_Task details_
Output each entry exactly; skip nothing.

## begin

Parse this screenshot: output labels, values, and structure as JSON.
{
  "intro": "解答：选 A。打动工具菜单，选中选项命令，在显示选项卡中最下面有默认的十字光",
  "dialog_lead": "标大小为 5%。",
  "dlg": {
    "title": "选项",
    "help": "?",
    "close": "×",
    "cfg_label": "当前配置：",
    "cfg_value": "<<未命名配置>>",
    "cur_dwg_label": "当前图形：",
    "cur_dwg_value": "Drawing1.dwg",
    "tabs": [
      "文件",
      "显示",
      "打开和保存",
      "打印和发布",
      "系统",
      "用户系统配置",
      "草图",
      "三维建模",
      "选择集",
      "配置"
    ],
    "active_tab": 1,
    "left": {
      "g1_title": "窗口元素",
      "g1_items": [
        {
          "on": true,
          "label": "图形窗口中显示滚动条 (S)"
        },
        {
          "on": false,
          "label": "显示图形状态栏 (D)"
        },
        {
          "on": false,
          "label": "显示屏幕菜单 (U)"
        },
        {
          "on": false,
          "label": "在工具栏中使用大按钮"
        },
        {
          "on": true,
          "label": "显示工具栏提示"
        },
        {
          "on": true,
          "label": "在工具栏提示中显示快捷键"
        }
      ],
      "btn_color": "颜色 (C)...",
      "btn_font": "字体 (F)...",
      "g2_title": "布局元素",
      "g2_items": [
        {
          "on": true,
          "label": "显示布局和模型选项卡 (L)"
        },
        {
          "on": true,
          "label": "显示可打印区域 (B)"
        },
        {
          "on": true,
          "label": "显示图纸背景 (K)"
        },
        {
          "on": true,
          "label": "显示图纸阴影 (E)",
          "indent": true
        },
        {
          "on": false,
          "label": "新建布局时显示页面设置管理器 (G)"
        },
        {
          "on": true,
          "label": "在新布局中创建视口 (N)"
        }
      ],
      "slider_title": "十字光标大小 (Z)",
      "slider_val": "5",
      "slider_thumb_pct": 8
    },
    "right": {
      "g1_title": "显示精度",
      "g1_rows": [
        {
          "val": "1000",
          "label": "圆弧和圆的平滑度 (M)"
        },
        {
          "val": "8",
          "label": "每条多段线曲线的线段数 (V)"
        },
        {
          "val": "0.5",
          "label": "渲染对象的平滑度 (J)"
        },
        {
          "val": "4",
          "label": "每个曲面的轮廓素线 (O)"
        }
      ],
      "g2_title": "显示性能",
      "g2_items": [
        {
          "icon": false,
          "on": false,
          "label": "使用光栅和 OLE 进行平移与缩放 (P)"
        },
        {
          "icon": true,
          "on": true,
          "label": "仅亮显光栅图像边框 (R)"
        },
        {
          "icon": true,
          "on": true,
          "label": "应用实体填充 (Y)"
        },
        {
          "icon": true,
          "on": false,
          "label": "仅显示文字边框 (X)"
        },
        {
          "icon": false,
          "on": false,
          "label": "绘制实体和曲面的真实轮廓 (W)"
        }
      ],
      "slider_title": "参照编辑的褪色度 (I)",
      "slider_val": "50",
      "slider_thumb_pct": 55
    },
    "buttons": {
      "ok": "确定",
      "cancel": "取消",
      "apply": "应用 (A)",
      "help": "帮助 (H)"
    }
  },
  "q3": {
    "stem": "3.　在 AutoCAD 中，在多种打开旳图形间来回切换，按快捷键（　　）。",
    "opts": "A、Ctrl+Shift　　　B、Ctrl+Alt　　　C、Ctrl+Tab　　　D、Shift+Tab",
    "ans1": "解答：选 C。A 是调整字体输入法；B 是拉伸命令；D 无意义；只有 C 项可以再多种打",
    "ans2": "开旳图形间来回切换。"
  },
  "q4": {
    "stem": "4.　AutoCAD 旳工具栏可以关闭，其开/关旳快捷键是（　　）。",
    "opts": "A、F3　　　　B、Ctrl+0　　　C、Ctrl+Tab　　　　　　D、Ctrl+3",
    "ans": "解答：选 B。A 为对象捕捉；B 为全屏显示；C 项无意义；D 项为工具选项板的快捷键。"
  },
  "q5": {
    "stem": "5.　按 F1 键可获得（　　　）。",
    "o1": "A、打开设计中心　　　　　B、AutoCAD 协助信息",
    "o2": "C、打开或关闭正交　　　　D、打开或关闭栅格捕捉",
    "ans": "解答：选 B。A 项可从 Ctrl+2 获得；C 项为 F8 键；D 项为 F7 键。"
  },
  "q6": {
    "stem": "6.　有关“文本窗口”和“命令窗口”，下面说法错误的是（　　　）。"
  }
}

## end

_Reply to the task_
Parse this screenshot: output labels, values, and structure as JSON.
{
  "intro": "解答：选 A。打动工具菜单，选中选项命令，在显示选项卡中最下面有默认的十字光",
  "dialog_lead": "标大小为 5%。",
  "dlg": {
    "title": "选项",
    "help": "?",
    "close": "×",
    "cfg_label": "当前配置：",
    "cfg_value": "<<未命名配置>>",
    "cur_dwg_label": "当前图形：",
    "cur_dwg_value": "Drawing1.dwg",
    "tabs": [
      "文件",
      "显示",
      "打开和保存",
      "打印和发布",
      "系统",
      "用户系统配置",
      "草图",
      "三维建模",
      "选择集",
      "配置"
    ],
    "active_tab": 1,
    "left": {
      "g1_title": "窗口元素",
      "g1_items": [
        {
          "on": true,
          "label": "图形窗口中显示滚动条 (S)"
        },
        {
          "on": false,
          "label": "显示图形状态栏 (D)"
        },
        {
          "on": false,
          "label": "显示屏幕菜单 (U)"
        },
        {
          "on": false,
          "label": "在工具栏中使用大按钮"
        },
        {
          "on": true,
          "label": "显示工具栏提示"
        },
        {
          "on": true,
          "label": "在工具栏提示中显示快捷键"
        }
      ],
      "btn_color": "颜色 (C)...",
      "btn_font": "字体 (F)...",
      "g2_title": "布局元素",
      "g2_items": [
        {
          "on": true,
          "label": "显示布局和模型选项卡 (L)"
        },
        {
          "on": true,
          "label": "显示可打印区域 (B)"
        },
        {
          "on": true,
          "label": "显示图纸背景 (K)"
        },
        {
          "on": true,
          "label": "显示图纸阴影 (E)",
          "indent": true
        },
        {
          "on": false,
          "label": "新建布局时显示页面设置管理器 (G)"
        },
        {
          "on": true,
          "label": "在新布局中创建视口 (N)"
        }
      ],
      "slider_title": "十字光标大小 (Z)",
      "slider_val": "5",
      "slider_thumb_pct": 8
    },
    "right": {
      "g1_title": "显示精度",
      "g1_rows": [
        {
          "val": "1000",
          "label": "圆弧和圆的平滑度 (M)"
        },
        {
          "val": "8",
          "label": "每条多段线曲线的线段数 (V)"
        },
        {
          "val": "0.5",
          "label": "渲染对象的平滑度 (J)"
        },
        {
          "val": "4",
          "label": "每个曲面的轮廓素线 (O)"
        }
      ],
      "g2_title": "显示性能",
      "g2_items": [
        {
          "icon": false,
          "on": false,
          "label": "使用光栅和 OLE 进行平移与缩放 (P)"
        },
        {
          "icon": true,
          "on": true,
          "label": "仅亮显光栅图像边框 (R)"
        },
        {
          "icon": true,
          "on": true,
          "label": "应用实体填充 (Y)"
        },
        {
          "icon": true,
          "on": false,
          "label": "仅显示文字边框 (X)"
        },
        {
          "icon": false,
          "on": false,
          "label": "绘制实体和曲面的真实轮廓 (W)"
        }
      ],
      "slider_title": "参照编辑的褪色度 (I)",
      "slider_val": "50",
      "slider_thumb_pct": 55
    },
    "buttons": {
      "ok": "确定",
      "cancel": "取消",
      "apply": "应用 (A)",
      "help": "帮助 (H)"
    }
  },
  "q3": {
    "stem": "3.　在 AutoCAD 中，在多种打开旳图形间来回切换，按快捷键（　　）。",
    "opts": "A、Ctrl+Shift　　　B、Ctrl+Alt　　　C、Ctrl+Tab　　　D、Shift+Tab",
    "ans1": "解答：选 C。A 是调整字体输入法；B 是拉伸命令；D 无意义；只有 C 项可以再多种打",
    "ans2": "开旳图形间来回切换。"
  },
  "q4": {
    "stem": "4.　AutoCAD 旳工具栏可以关闭，其开/关旳快捷键是（　　）。",
    "opts": "A、F3　　　　B、Ctrl+0　　　C、Ctrl+Tab　　　　　　D、Ctrl+3",
    "ans": "解答：选 B。A 为对象捕捉；B 为全屏显示；C 项无意义；D 项为工具选项板的快捷键。"
  },
  "q5": {
    "stem": "5.　按 F1 键可获得（　　　）。",
    "o1": "A、打开设计中心　　　　　B、AutoCAD 协助信息",
    "o2": "C、打开或关闭正交　　　　D、打开或关闭栅格捕捉",
    "ans": "解答：选 B。A 项可从 Ctrl+2 获得；C 项为 F8 键；D 项为 F7 键。"
  },
  "q6": {
    "stem": "6.　有关“文本窗口”和“命令窗口”，下面说法错误的是（　　　）。"
  }
}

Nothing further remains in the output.